Task details> Each record that follows should be repeated exactly, minus any images.

Supplied entries>
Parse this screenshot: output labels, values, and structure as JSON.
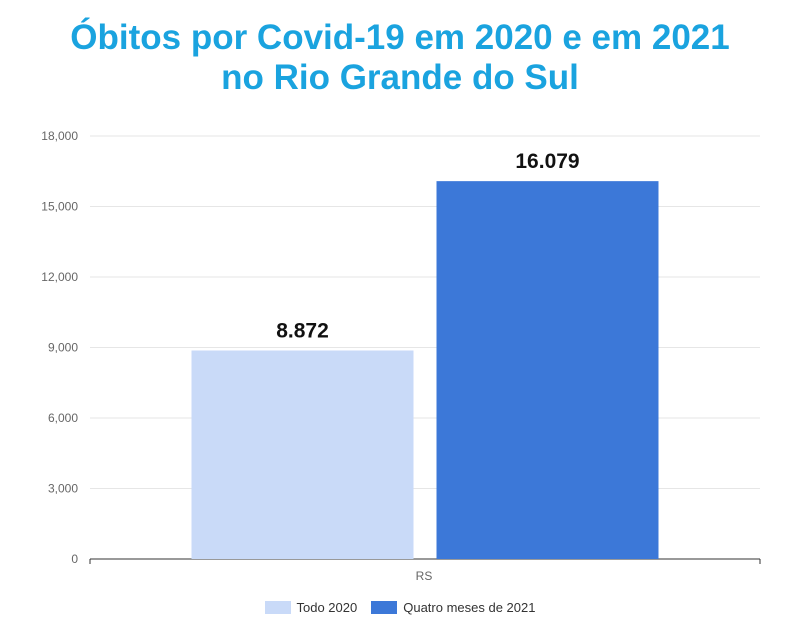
{
  "header": {
    "title_line1": "Óbitos por Covid-19 em 2020 e em 2021",
    "title_line2": "no  Rio Grande do Sul"
  },
  "chart_data": {
    "type": "bar",
    "title": "Óbitos por Covid-19 em 2020 e em 2021 no  Rio Grande do Sul",
    "categories": [
      "RS"
    ],
    "series": [
      {
        "name": "Todo 2020",
        "values": [
          8872
        ],
        "label": "8.872",
        "color": "#c9daf8"
      },
      {
        "name": "Quatro meses de 2021",
        "values": [
          16079
        ],
        "label": "16.079",
        "color": "#3c78d8"
      }
    ],
    "ylim": [
      0,
      18000
    ],
    "yticks": [
      0,
      3000,
      6000,
      9000,
      12000,
      15000,
      18000
    ],
    "ytick_labels": [
      "0",
      "3,000",
      "6,000",
      "9,000",
      "12,000",
      "15,000",
      "18,000"
    ],
    "grid": true,
    "legend": "bottom"
  }
}
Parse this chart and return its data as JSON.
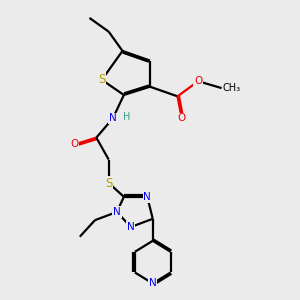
{
  "background_color": "#ebebeb",
  "atoms": {
    "colors": {
      "C": "#000000",
      "H": "#3a9a8a",
      "N": "#0000ee",
      "O": "#ee0000",
      "S": "#b8a000"
    }
  },
  "bond_color": "#000000",
  "bond_width": 1.6,
  "dbo": 0.055
}
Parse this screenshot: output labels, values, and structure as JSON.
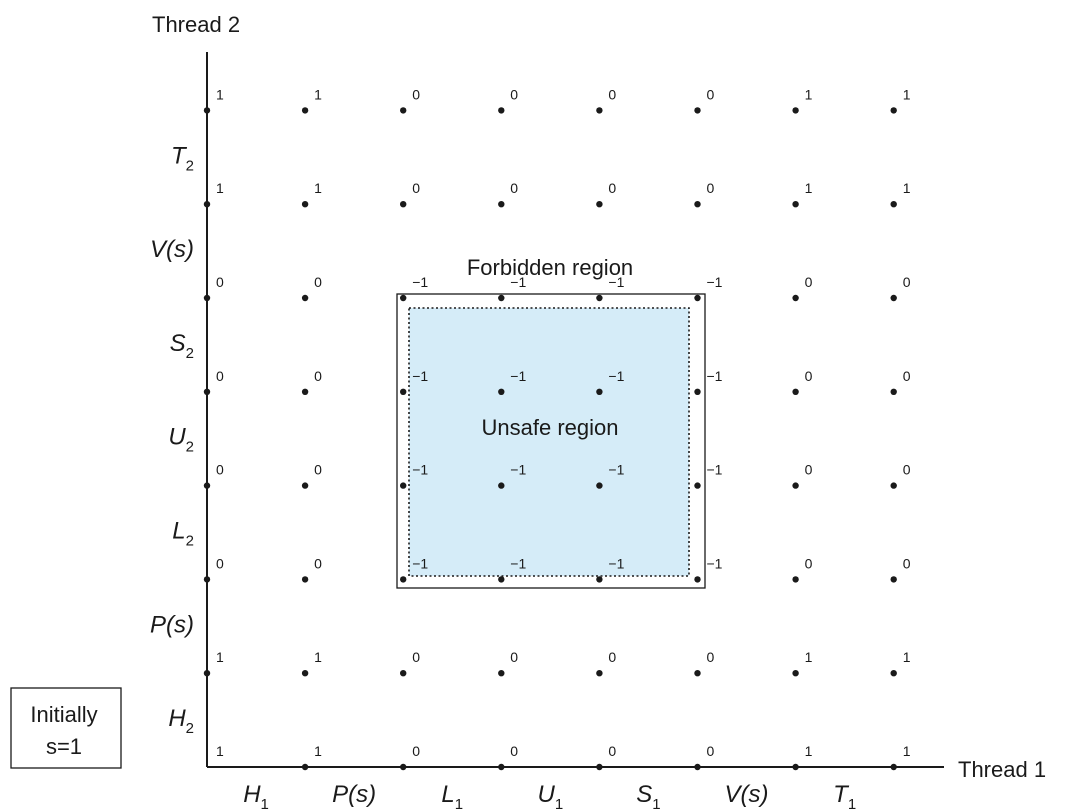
{
  "axes": {
    "x_title": "Thread 1",
    "y_title": "Thread 2"
  },
  "thread1_instructions": [
    {
      "base": "H",
      "sub": "1"
    },
    {
      "base": "P(s)",
      "sub": ""
    },
    {
      "base": "L",
      "sub": "1"
    },
    {
      "base": "U",
      "sub": "1"
    },
    {
      "base": "S",
      "sub": "1"
    },
    {
      "base": "V(s)",
      "sub": ""
    },
    {
      "base": "T",
      "sub": "1"
    }
  ],
  "thread2_instructions": [
    {
      "base": "H",
      "sub": "2"
    },
    {
      "base": "P(s)",
      "sub": ""
    },
    {
      "base": "L",
      "sub": "2"
    },
    {
      "base": "U",
      "sub": "2"
    },
    {
      "base": "S",
      "sub": "2"
    },
    {
      "base": "V(s)",
      "sub": ""
    },
    {
      "base": "T",
      "sub": "2"
    }
  ],
  "grid_values": [
    [
      "1",
      "1",
      "0",
      "0",
      "0",
      "0",
      "1",
      "1"
    ],
    [
      "1",
      "1",
      "0",
      "0",
      "0",
      "0",
      "1",
      "1"
    ],
    [
      "0",
      "0",
      "−1",
      "−1",
      "−1",
      "−1",
      "0",
      "0"
    ],
    [
      "0",
      "0",
      "−1",
      "−1",
      "−1",
      "−1",
      "0",
      "0"
    ],
    [
      "0",
      "0",
      "−1",
      "−1",
      "−1",
      "−1",
      "0",
      "0"
    ],
    [
      "0",
      "0",
      "−1",
      "−1",
      "−1",
      "−1",
      "0",
      "0"
    ],
    [
      "1",
      "1",
      "0",
      "0",
      "0",
      "0",
      "1",
      "1"
    ],
    [
      "1",
      "1",
      "0",
      "0",
      "0",
      "0",
      "1",
      "1"
    ]
  ],
  "forbidden_region_label": "Forbidden region",
  "unsafe_region_label": "Unsafe region",
  "initial_state": {
    "line1": "Initially",
    "line2": "s=1"
  },
  "colors": {
    "unsafe_fill": "#d5ecf8",
    "ink": "#1a1a1a"
  }
}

Answer to this task>
Parse this screenshot: output labels, values, and structure as JSON.
{
  "header": {
    "title_line1": "Óbitos por Covid-19 em 2020 e em 2021",
    "title_line2": "no  Rio Grande do Sul"
  },
  "chart_data": {
    "type": "bar",
    "title": "Óbitos por Covid-19 em 2020 e em 2021 no  Rio Grande do Sul",
    "categories": [
      "RS"
    ],
    "series": [
      {
        "name": "Todo 2020",
        "values": [
          8872
        ],
        "label": "8.872",
        "color": "#c9daf8"
      },
      {
        "name": "Quatro meses de 2021",
        "values": [
          16079
        ],
        "label": "16.079",
        "color": "#3c78d8"
      }
    ],
    "ylim": [
      0,
      18000
    ],
    "yticks": [
      0,
      3000,
      6000,
      9000,
      12000,
      15000,
      18000
    ],
    "ytick_labels": [
      "0",
      "3,000",
      "6,000",
      "9,000",
      "12,000",
      "15,000",
      "18,000"
    ],
    "grid": true,
    "legend": "bottom"
  }
}
Parse this chart and return its data as JSON.
{
  "background_color": "#ebebeb",
  "atoms": {
    "colors": {
      "C": "#000000",
      "H": "#3a9a8a",
      "N": "#0000ee",
      "O": "#ee0000",
      "S": "#b8a000"
    }
  },
  "bond_color": "#000000",
  "bond_width": 1.6,
  "dbo": 0.055
}
Parse this screenshot: output labels, values, and structure as JSON.
{
  "axes": {
    "x_title": "Thread 1",
    "y_title": "Thread 2"
  },
  "thread1_instructions": [
    {
      "base": "H",
      "sub": "1"
    },
    {
      "base": "P(s)",
      "sub": ""
    },
    {
      "base": "L",
      "sub": "1"
    },
    {
      "base": "U",
      "sub": "1"
    },
    {
      "base": "S",
      "sub": "1"
    },
    {
      "base": "V(s)",
      "sub": ""
    },
    {
      "base": "T",
      "sub": "1"
    }
  ],
  "thread2_instructions": [
    {
      "base": "H",
      "sub": "2"
    },
    {
      "base": "P(s)",
      "sub": ""
    },
    {
      "base": "L",
      "sub": "2"
    },
    {
      "base": "U",
      "sub": "2"
    },
    {
      "base": "S",
      "sub": "2"
    },
    {
      "base": "V(s)",
      "sub": ""
    },
    {
      "base": "T",
      "sub": "2"
    }
  ],
  "grid_values": [
    [
      "1",
      "1",
      "0",
      "0",
      "0",
      "0",
      "1",
      "1"
    ],
    [
      "1",
      "1",
      "0",
      "0",
      "0",
      "0",
      "1",
      "1"
    ],
    [
      "0",
      "0",
      "−1",
      "−1",
      "−1",
      "−1",
      "0",
      "0"
    ],
    [
      "0",
      "0",
      "−1",
      "−1",
      "−1",
      "−1",
      "0",
      "0"
    ],
    [
      "0",
      "0",
      "−1",
      "−1",
      "−1",
      "−1",
      "0",
      "0"
    ],
    [
      "0",
      "0",
      "−1",
      "−1",
      "−1",
      "−1",
      "0",
      "0"
    ],
    [
      "1",
      "1",
      "0",
      "0",
      "0",
      "0",
      "1",
      "1"
    ],
    [
      "1",
      "1",
      "0",
      "0",
      "0",
      "0",
      "1",
      "1"
    ]
  ],
  "forbidden_region_label": "Forbidden region",
  "unsafe_region_label": "Unsafe region",
  "initial_state": {
    "line1": "Initially",
    "line2": "s=1"
  },
  "colors": {
    "unsafe_fill": "#d5ecf8",
    "ink": "#1a1a1a"
  }
}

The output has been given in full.